• Goal:
Search the listing below for "Surah". Copy each matching line.

☆ ☆ ☆ ☆ ☆

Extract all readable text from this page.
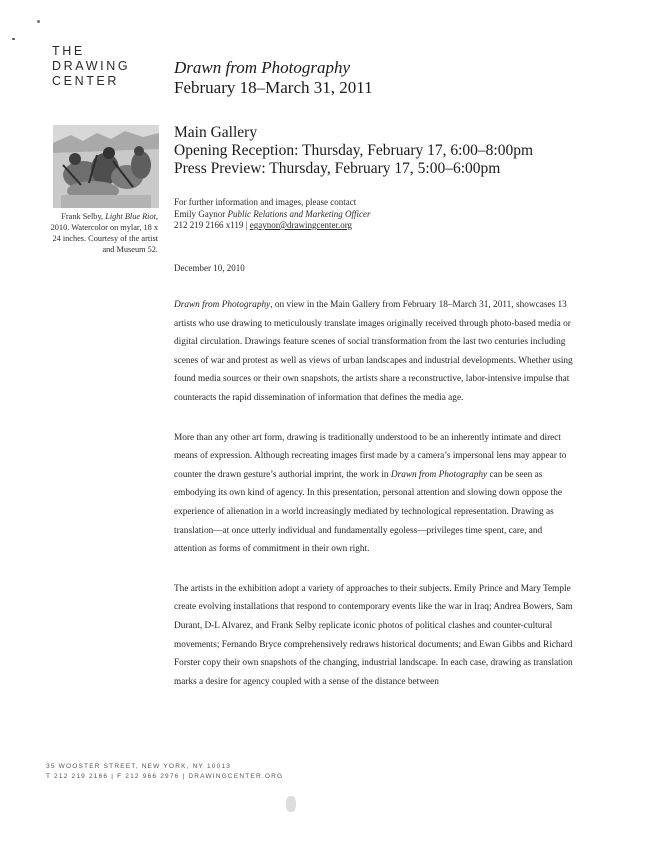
THE
DRAWING
CENTER
Drawn from Photography
February 18–March 31, 2011
Frank Selby, Light Blue Riot, 2010. Watercolor on mylar, 18 x 24 inches. Courtesy of the artist and Museum 52.
Main Gallery
Opening Reception: Thursday, February 17, 6:00–8:00pm
Press Preview: Thursday, February 17, 5:00–6:00pm
For further information and images, please contact
Emily Gaynor Public Relations and Marketing Officer
212 219 2166 x119 | egaynor@drawingcenter.org
December 10, 2010

Drawn from Photography, on view in the Main Gallery from February 18–March 31, 2011, showcases 13 artists who use drawing to meticulously translate images originally received through photo-based media or digital circulation. Drawings feature scenes of social transformation from the last two centuries including scenes of war and protest as well as views of urban landscapes and industrial developments. Whether using found media sources or their own snapshots, the artists share a reconstructive, labor-intensive impulse that counteracts the rapid dissemination of information that defines the media age.

More than any other art form, drawing is traditionally understood to be an inherently intimate and direct means of expression. Although recreating images first made by a camera’s impersonal lens may appear to counter the drawn gesture’s authorial imprint, the work in Drawn from Photography can be seen as embodying its own kind of agency. In this presentation, personal attention and slowing down oppose the experience of alienation in a world increasingly mediated by technological representation. Drawing as translation—at once utterly individual and fundamentally egoless—privileges time spent, care, and attention as forms of commitment in their own right.

The artists in the exhibition adopt a variety of approaches to their subjects. Emily Prince and Mary Temple create evolving installations that respond to contemporary events like the war in Iraq; Andrea Bowers, Sam Durant, D-L Alvarez, and Frank Selby replicate iconic photos of political clashes and counter-cultural movements; Fernando Bryce comprehensively redraws historical documents; and Ewan Gibbs and Richard Forster copy their own snapshots of the changing, industrial landscape. In each case, drawing as translation marks a desire for agency coupled with a sense of the distance between

35 WOOSTER STREET, NEW YORK, NY 10013
T 212 219 2166 | F 212 966 2976 | DRAWINGCENTER.ORG
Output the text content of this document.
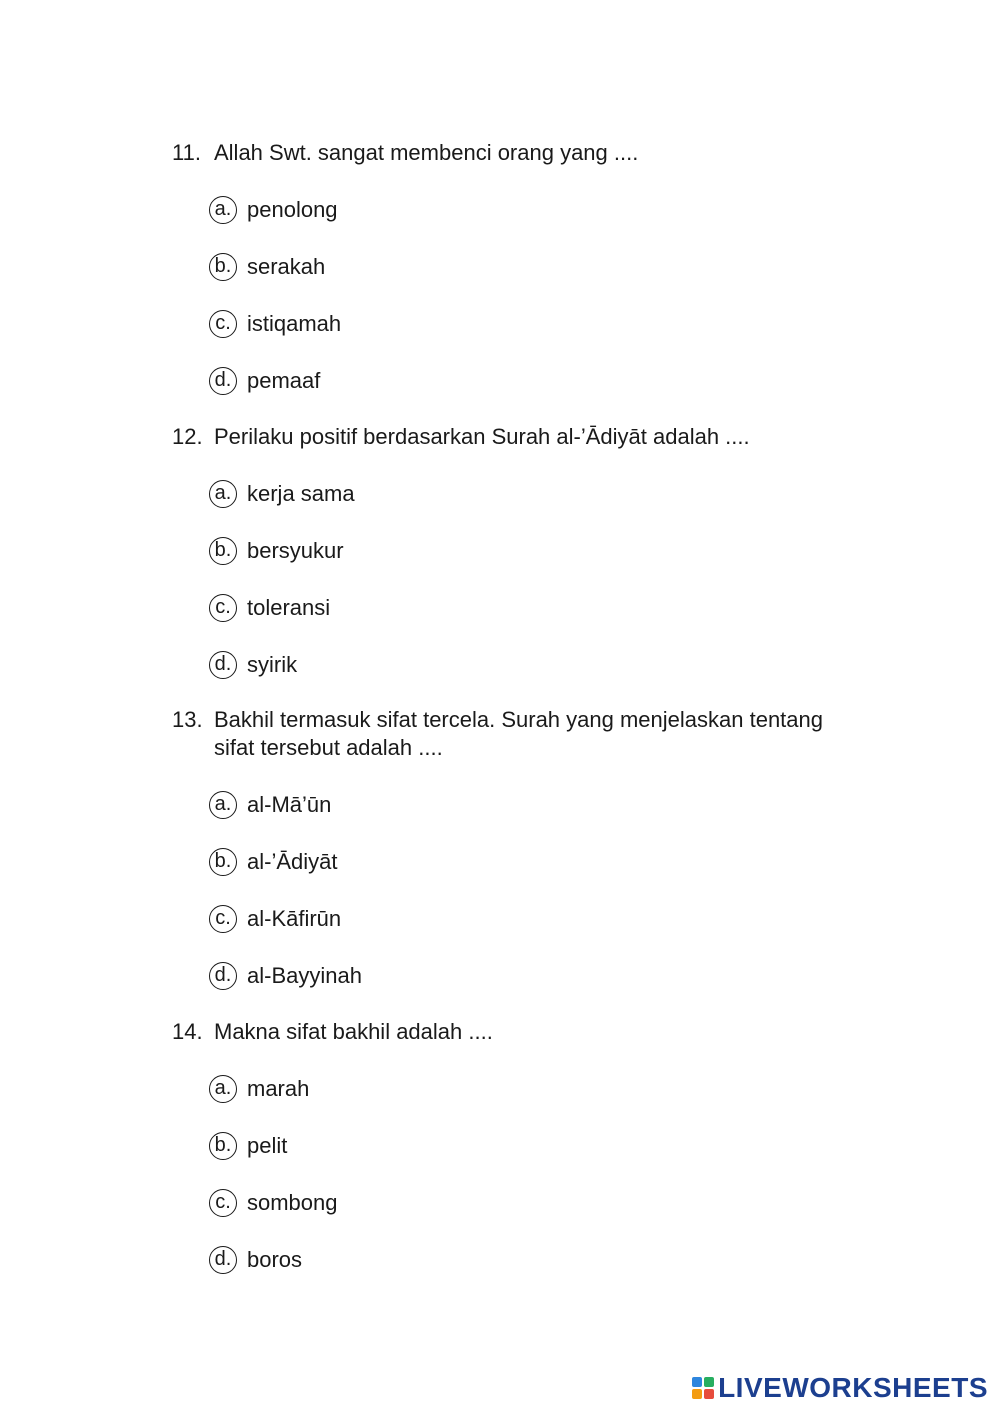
11. Allah Swt. sangat membenci orang yang ....
a. penolong
b. serakah
c. istiqamah
d. pemaaf
12. Perilaku positif berdasarkan Surah al-’Ādiyāt adalah ....
a. kerja sama
b. bersyukur
c. toleransi
d. syirik
13. Bakhil termasuk sifat tercela. Surah yang menjelaskan tentang sifat tersebut adalah ....
a. al-Mā’ūn
b. al-’Ādiyāt
c. al-Kāfirūn
d. al-Bayyinah
14. Makna sifat bakhil adalah ....
a. marah
b. pelit
c. sombong
d. boros
LIVEWORKSHEETS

☆ ☆ ☆ ☆ ☆

• Worked solution:
12. Perilaku positif berdasarkan Surah al-’Ādiyāt adalah ....
13. Bakhil termasuk sifat tercela. Surah yang menjelaskan tentang sifat tersebut adalah ....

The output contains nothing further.